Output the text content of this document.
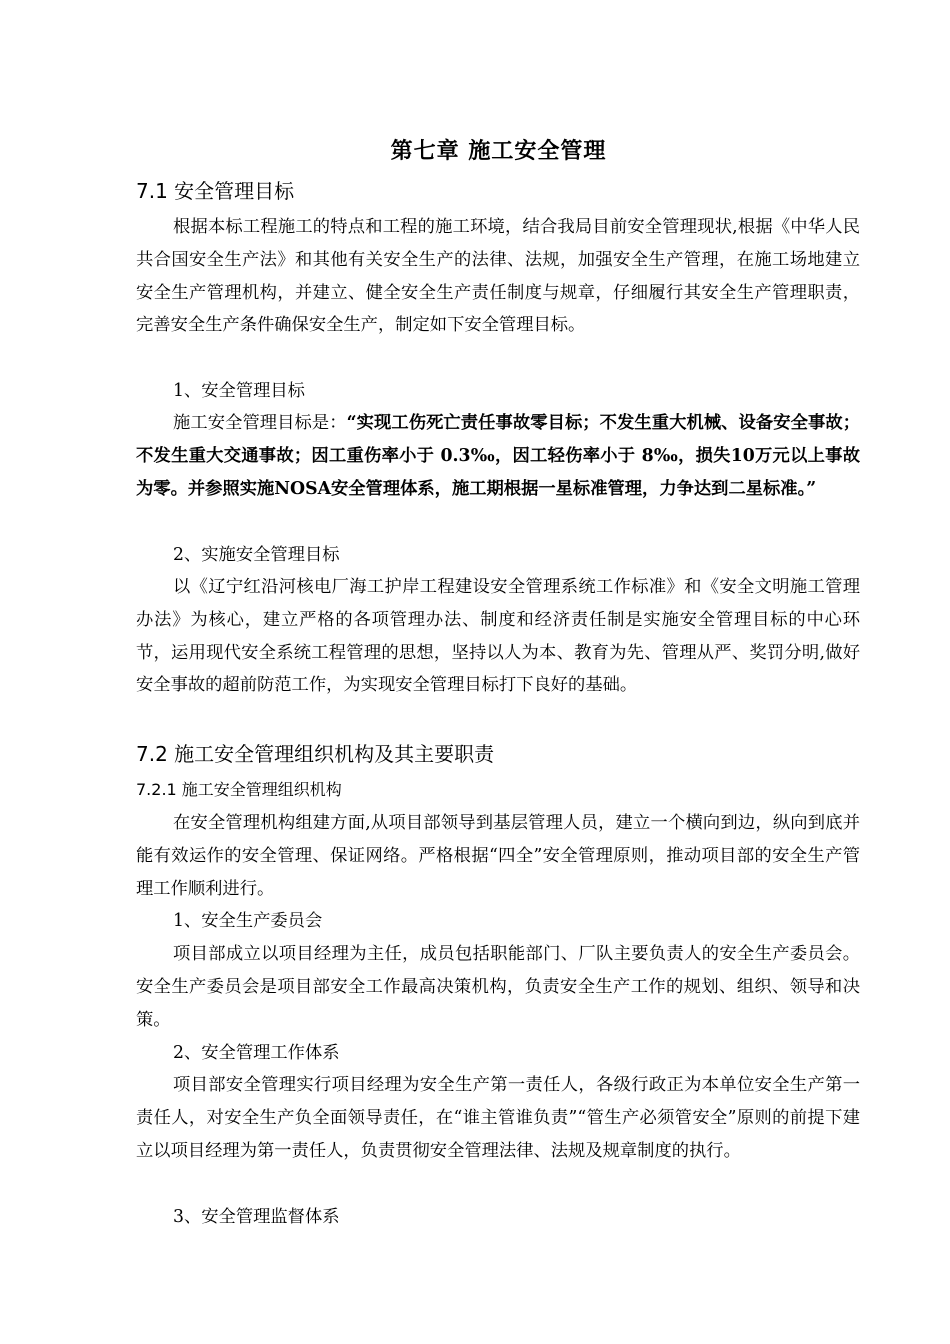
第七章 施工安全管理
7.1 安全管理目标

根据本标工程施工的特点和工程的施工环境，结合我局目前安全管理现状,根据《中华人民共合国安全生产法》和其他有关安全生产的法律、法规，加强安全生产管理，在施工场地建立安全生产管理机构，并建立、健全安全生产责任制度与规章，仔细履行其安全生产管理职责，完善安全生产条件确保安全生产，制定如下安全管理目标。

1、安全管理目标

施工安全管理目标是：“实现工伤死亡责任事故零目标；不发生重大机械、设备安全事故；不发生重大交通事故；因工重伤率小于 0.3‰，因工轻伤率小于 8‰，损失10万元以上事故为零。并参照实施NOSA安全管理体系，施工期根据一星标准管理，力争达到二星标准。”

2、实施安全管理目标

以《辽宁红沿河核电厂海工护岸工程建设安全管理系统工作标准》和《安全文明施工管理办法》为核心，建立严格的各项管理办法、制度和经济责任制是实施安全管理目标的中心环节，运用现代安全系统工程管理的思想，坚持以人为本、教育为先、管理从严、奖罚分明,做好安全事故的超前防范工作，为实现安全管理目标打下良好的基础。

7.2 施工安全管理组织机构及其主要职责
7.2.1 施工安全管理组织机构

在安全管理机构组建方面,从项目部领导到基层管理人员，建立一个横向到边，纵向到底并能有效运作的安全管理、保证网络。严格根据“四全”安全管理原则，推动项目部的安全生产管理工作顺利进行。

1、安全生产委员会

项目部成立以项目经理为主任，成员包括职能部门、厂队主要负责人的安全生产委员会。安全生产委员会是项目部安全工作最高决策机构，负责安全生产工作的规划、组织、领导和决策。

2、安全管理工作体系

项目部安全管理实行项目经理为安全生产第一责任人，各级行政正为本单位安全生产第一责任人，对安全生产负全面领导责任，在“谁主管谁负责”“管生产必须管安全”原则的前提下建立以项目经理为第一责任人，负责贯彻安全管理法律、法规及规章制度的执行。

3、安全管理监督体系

...

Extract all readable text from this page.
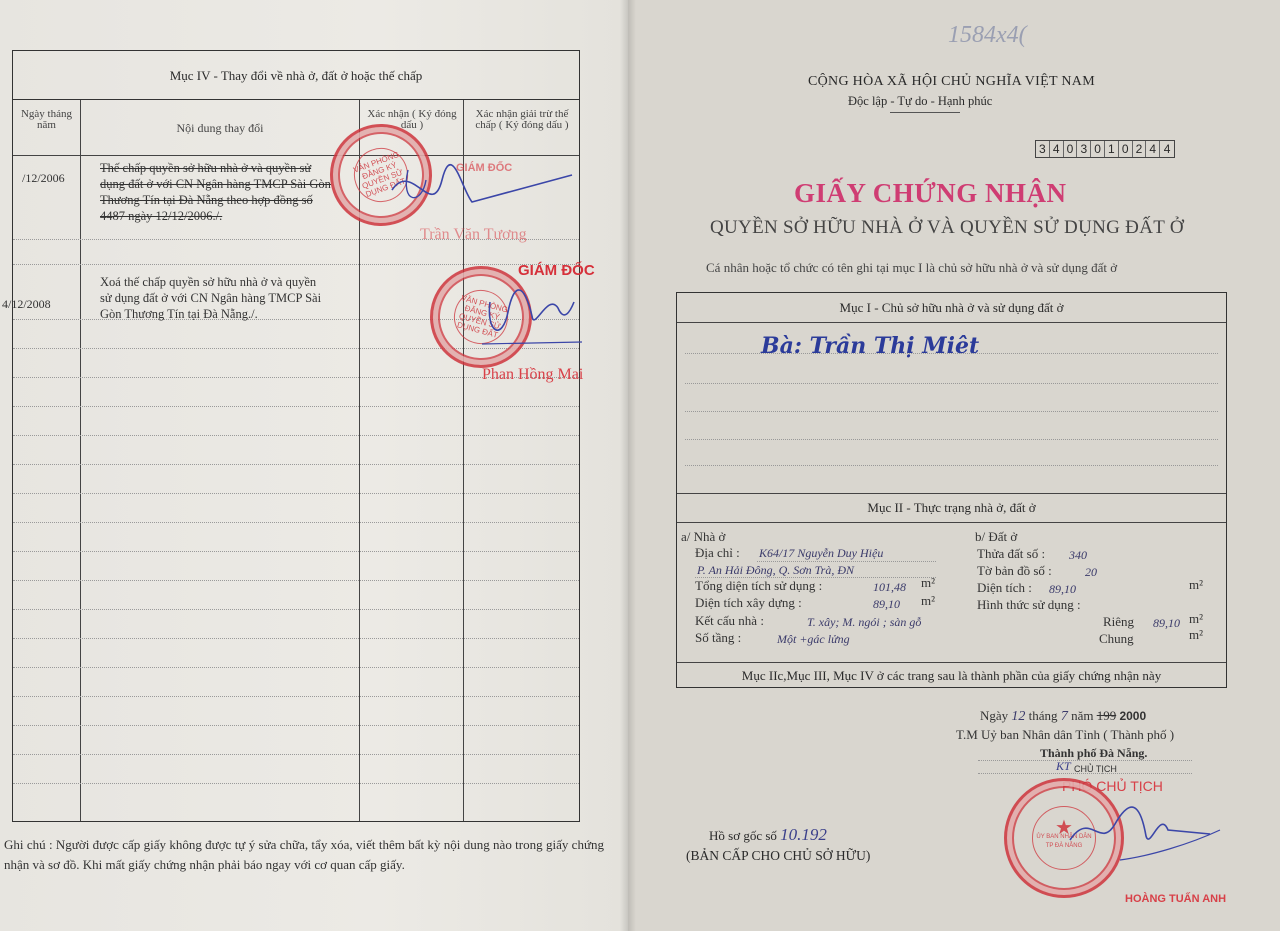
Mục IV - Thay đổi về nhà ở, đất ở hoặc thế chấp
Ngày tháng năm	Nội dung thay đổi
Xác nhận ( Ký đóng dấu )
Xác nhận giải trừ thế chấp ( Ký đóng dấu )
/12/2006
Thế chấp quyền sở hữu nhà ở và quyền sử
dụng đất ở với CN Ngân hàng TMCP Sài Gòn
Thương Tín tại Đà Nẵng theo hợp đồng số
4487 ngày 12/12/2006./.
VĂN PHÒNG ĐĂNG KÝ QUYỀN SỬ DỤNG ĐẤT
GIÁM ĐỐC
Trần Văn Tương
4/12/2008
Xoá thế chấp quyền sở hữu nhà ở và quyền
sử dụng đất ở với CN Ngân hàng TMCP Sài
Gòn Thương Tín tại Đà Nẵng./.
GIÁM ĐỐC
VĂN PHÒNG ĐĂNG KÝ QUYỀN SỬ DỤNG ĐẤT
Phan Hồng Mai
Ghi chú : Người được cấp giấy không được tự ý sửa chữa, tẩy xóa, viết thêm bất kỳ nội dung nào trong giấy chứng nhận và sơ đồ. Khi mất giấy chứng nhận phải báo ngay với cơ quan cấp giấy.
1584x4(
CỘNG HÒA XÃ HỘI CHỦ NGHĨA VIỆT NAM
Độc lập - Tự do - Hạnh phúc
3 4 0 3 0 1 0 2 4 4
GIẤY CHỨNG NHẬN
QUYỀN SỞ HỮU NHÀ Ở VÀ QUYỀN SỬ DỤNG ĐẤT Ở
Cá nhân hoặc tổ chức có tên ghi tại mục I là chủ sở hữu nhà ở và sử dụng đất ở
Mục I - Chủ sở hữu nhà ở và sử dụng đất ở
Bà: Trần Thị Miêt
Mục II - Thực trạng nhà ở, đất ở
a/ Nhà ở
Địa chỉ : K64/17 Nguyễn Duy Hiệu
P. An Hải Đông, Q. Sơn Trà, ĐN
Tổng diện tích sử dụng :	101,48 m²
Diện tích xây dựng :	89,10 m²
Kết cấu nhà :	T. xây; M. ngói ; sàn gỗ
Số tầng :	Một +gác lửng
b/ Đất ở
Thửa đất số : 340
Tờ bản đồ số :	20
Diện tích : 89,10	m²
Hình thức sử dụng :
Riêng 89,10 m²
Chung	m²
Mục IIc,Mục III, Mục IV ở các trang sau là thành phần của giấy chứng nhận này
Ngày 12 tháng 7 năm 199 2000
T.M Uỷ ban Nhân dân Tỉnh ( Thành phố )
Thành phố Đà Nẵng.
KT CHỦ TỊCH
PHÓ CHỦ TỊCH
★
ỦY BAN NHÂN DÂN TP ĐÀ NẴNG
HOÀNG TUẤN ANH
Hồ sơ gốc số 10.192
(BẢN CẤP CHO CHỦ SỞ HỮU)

PROBLEM DESCRIPTION: Of the lines above, copy each that contains "Ngân".

THE SOLUTION:
dụng đất ở với CN Ngân hàng TMCP Sài Gòn
sử dụng đất ở với CN Ngân hàng TMCP Sài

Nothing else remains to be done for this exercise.